* _Task instructions_
The entries that follow should be written out exactly.
## start Given information
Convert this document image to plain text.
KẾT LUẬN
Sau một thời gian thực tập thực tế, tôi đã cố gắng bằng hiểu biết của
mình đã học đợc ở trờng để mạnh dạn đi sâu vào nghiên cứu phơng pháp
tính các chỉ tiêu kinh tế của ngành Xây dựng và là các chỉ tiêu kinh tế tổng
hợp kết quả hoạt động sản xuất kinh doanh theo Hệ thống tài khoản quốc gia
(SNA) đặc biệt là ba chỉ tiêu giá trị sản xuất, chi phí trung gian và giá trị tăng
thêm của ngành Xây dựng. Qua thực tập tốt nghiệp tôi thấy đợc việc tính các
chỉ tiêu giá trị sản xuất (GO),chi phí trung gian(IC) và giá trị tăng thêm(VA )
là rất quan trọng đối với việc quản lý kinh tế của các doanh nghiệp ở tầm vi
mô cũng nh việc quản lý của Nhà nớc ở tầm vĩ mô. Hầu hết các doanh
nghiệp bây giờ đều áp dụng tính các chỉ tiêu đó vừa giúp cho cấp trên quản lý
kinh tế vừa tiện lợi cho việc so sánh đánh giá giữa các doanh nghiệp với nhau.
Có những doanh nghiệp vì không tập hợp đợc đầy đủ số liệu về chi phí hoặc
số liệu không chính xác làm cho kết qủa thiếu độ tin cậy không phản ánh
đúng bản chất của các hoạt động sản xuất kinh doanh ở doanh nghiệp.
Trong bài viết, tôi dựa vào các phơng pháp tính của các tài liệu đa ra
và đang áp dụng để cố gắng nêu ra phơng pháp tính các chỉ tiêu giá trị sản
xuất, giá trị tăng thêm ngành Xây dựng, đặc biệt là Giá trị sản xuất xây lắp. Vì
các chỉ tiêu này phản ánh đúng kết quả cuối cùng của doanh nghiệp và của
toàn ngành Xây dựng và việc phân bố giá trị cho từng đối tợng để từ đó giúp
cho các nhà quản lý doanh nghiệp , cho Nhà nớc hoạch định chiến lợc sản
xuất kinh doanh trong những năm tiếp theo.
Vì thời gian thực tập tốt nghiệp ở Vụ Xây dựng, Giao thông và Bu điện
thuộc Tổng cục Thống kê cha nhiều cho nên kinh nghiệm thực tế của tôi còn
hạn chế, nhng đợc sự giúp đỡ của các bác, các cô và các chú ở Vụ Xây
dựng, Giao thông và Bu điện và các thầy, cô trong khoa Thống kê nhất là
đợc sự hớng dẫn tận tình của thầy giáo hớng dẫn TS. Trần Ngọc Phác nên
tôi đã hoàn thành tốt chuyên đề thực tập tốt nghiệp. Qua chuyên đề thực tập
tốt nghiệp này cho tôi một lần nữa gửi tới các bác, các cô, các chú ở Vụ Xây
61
## end Given information
* _Answer to this exercise_
Convert this document image to plain text.
KẾT LUẬN
Sau một thời gian thực tập thực tế, tôi đã cố gắng bằng hiểu biết của
mình đã học đợc ở trờng để mạnh dạn đi sâu vào nghiên cứu phơng pháp
tính các chỉ tiêu kinh tế của ngành Xây dựng và là các chỉ tiêu kinh tế tổng
hợp kết quả hoạt động sản xuất kinh doanh theo Hệ thống tài khoản quốc gia
(SNA) đặc biệt là ba chỉ tiêu giá trị sản xuất, chi phí trung gian và giá trị tăng
thêm của ngành Xây dựng. Qua thực tập tốt nghiệp tôi thấy đợc việc tính các
chỉ tiêu giá trị sản xuất (GO),chi phí trung gian(IC) và giá trị tăng thêm(VA )
là rất quan trọng đối với việc quản lý kinh tế của các doanh nghiệp ở tầm vi
mô cũng nh việc quản lý của Nhà nớc ở tầm vĩ mô. Hầu hết các doanh
nghiệp bây giờ đều áp dụng tính các chỉ tiêu đó vừa giúp cho cấp trên quản lý
kinh tế vừa tiện lợi cho việc so sánh đánh giá giữa các doanh nghiệp với nhau.
Có những doanh nghiệp vì không tập hợp đợc đầy đủ số liệu về chi phí hoặc
số liệu không chính xác làm cho kết qủa thiếu độ tin cậy không phản ánh
đúng bản chất của các hoạt động sản xuất kinh doanh ở doanh nghiệp.
Trong bài viết, tôi dựa vào các phơng pháp tính của các tài liệu đa ra
và đang áp dụng để cố gắng nêu ra phơng pháp tính các chỉ tiêu giá trị sản
xuất, giá trị tăng thêm ngành Xây dựng, đặc biệt là Giá trị sản xuất xây lắp. Vì
các chỉ tiêu này phản ánh đúng kết quả cuối cùng của doanh nghiệp và của
toàn ngành Xây dựng và việc phân bố giá trị cho từng đối tợng để từ đó giúp
cho các nhà quản lý doanh nghiệp , cho Nhà nớc hoạch định chiến lợc sản
xuất kinh doanh trong những năm tiếp theo.
Vì thời gian thực tập tốt nghiệp ở Vụ Xây dựng, Giao thông và Bu điện
thuộc Tổng cục Thống kê cha nhiều cho nên kinh nghiệm thực tế của tôi còn
hạn chế, nhng đợc sự giúp đỡ của các bác, các cô và các chú ở Vụ Xây
dựng, Giao thông và Bu điện và các thầy, cô trong khoa Thống kê nhất là
đợc sự hớng dẫn tận tình của thầy giáo hớng dẫn TS. Trần Ngọc Phác nên
tôi đã hoàn thành tốt chuyên đề thực tập tốt nghiệp. Qua chuyên đề thực tập
tốt nghiệp này cho tôi một lần nữa gửi tới các bác, các cô, các chú ở Vụ Xây
61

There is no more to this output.